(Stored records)
──────
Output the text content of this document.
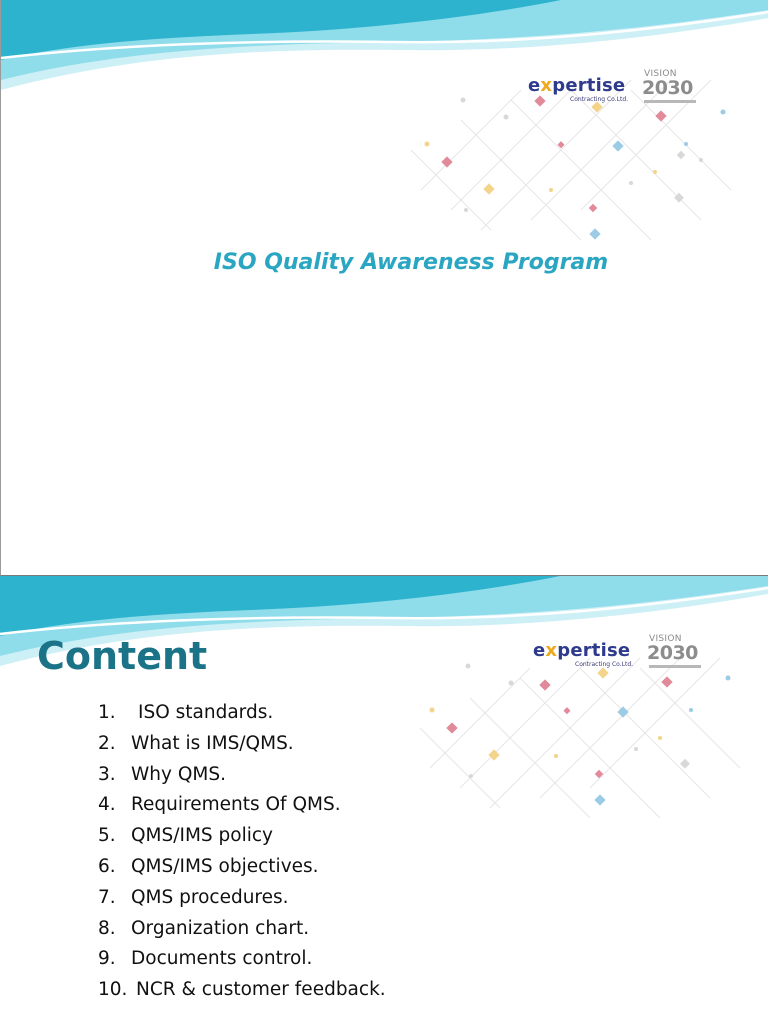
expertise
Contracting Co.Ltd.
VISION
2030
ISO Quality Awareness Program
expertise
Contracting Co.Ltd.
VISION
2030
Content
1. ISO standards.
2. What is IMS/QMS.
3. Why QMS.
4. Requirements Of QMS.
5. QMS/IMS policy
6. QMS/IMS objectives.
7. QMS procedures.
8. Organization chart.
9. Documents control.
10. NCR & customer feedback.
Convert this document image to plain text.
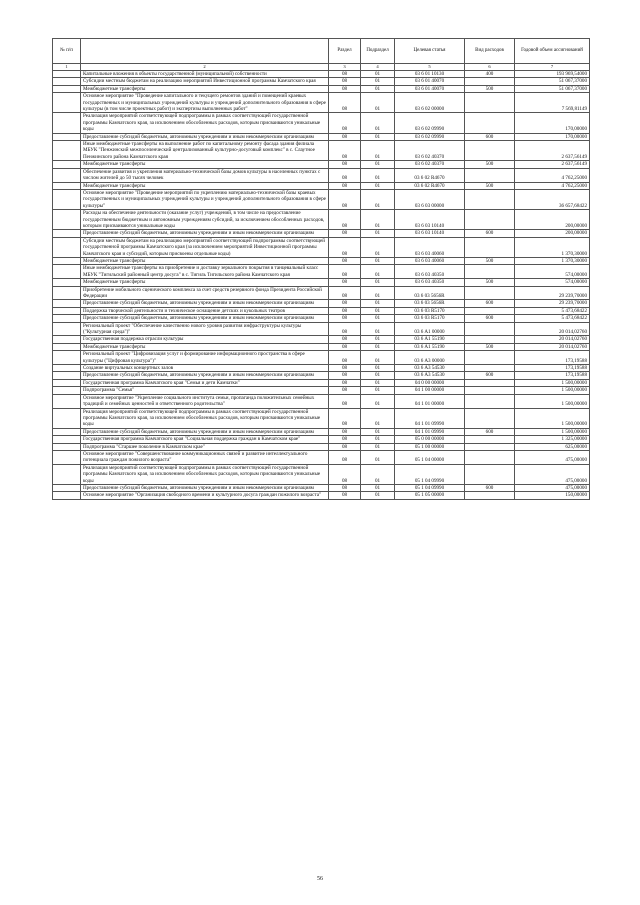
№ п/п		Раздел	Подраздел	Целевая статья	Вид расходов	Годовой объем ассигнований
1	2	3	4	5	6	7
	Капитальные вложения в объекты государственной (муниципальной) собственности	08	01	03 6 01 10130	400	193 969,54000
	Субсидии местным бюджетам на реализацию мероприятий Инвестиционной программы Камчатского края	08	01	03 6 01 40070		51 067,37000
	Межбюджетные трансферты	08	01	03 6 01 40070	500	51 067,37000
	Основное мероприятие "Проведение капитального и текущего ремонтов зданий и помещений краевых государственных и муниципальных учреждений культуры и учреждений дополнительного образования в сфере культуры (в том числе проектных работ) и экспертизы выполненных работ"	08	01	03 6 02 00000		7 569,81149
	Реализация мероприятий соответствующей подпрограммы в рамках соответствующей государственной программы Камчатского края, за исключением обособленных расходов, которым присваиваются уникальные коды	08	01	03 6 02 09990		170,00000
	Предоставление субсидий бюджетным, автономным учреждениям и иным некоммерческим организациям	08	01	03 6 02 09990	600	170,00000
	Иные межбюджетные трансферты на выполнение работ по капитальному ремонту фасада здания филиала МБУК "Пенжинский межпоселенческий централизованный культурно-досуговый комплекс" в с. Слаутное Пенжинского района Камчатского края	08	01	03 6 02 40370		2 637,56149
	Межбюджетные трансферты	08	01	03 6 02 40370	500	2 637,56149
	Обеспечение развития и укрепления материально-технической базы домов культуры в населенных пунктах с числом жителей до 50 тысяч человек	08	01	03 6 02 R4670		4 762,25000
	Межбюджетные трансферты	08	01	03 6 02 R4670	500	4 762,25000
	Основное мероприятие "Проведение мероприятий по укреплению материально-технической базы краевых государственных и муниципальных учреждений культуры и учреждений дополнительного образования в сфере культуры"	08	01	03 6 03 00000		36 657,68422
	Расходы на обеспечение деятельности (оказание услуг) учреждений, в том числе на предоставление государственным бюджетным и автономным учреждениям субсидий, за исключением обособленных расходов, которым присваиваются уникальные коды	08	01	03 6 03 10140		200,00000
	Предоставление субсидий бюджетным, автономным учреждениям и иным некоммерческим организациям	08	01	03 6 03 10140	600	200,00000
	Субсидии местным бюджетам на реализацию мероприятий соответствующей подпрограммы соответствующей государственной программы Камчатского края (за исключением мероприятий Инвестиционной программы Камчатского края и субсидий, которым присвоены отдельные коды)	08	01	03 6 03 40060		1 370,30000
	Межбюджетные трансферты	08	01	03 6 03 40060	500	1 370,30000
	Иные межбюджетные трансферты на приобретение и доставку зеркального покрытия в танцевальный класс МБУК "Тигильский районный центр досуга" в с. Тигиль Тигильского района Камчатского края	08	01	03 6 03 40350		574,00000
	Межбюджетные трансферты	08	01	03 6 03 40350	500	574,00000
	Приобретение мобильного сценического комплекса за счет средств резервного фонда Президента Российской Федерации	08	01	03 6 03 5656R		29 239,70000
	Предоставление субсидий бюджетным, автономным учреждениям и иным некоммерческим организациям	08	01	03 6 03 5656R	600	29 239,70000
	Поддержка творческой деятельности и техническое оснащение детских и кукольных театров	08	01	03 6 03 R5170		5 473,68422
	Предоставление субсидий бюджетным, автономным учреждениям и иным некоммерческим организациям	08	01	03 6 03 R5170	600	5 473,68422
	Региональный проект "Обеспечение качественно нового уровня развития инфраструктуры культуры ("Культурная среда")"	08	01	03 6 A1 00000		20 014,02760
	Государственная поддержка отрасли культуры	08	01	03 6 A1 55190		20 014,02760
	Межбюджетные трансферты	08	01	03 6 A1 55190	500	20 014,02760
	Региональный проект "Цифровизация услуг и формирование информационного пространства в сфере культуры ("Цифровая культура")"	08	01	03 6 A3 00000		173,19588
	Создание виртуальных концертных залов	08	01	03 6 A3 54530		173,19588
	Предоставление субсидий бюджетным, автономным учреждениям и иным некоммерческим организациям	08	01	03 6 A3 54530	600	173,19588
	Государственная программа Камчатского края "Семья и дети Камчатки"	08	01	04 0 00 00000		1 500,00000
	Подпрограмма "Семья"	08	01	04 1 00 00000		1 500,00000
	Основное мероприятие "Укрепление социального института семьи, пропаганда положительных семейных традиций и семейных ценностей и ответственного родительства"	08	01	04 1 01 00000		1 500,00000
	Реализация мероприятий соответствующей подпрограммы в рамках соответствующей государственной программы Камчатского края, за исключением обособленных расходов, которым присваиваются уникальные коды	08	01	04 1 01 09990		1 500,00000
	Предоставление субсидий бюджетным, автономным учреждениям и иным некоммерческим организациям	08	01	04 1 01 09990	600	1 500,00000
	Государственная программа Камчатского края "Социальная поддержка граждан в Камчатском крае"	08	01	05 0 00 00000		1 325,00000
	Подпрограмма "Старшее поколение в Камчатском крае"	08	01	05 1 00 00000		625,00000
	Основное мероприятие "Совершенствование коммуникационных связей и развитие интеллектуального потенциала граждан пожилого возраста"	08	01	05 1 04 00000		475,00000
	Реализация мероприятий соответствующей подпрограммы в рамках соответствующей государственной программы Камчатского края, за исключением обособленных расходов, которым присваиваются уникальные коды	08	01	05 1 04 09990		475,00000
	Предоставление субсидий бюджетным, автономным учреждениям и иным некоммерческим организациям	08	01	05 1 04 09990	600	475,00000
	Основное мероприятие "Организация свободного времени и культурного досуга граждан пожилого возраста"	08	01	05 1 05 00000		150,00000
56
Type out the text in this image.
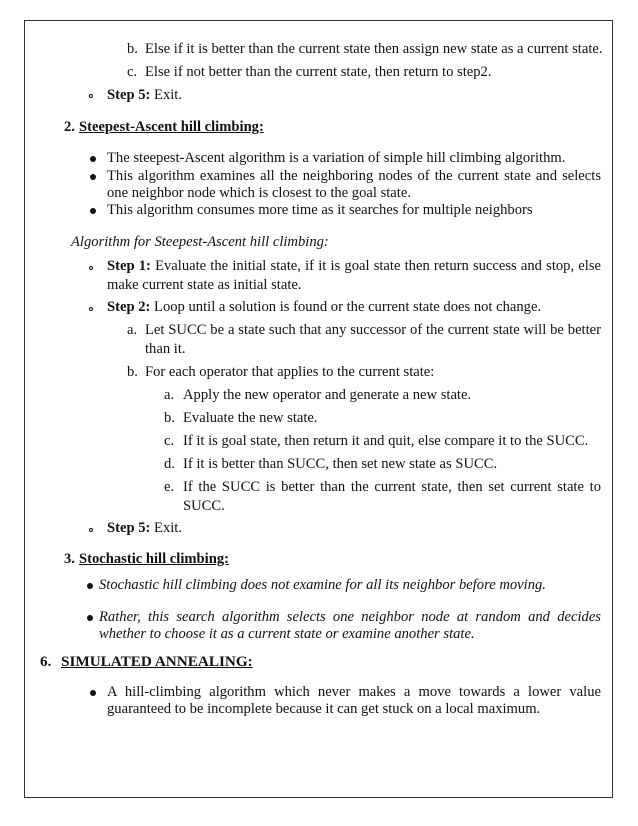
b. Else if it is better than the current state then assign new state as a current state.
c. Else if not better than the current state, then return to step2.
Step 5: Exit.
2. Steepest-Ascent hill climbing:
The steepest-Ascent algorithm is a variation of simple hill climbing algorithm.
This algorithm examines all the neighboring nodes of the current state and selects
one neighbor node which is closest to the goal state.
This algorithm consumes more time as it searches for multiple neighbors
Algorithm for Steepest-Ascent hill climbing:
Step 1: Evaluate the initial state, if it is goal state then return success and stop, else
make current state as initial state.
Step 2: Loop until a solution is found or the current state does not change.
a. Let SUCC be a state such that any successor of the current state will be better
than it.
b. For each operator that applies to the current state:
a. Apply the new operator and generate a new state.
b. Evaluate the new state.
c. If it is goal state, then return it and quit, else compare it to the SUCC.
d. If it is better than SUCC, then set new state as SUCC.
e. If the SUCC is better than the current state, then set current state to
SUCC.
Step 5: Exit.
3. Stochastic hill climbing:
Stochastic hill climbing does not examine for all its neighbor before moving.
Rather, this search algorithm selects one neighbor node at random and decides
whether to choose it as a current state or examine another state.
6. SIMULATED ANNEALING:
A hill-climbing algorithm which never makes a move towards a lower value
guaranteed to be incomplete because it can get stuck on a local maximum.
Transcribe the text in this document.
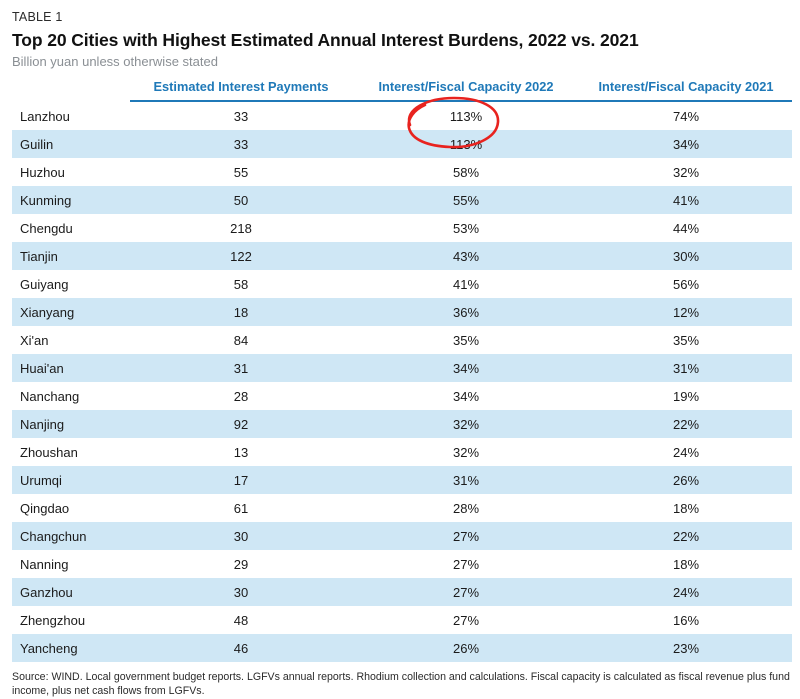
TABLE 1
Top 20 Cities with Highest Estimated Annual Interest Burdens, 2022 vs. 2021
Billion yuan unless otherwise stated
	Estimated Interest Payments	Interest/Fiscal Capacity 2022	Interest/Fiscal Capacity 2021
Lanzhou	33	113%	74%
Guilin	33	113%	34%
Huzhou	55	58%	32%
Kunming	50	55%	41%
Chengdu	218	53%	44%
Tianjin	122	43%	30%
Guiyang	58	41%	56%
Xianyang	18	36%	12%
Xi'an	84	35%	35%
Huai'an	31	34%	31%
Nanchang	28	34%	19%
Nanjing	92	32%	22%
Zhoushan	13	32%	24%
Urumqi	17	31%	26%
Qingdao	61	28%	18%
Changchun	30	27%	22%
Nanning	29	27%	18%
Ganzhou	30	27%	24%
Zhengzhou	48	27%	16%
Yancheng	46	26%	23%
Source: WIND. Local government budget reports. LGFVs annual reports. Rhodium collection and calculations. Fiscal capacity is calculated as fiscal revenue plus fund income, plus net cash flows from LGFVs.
──────
**Short problem**
Of the lines in this data, how many contain "государственных"? Reply with only the number.

**Correct response**
2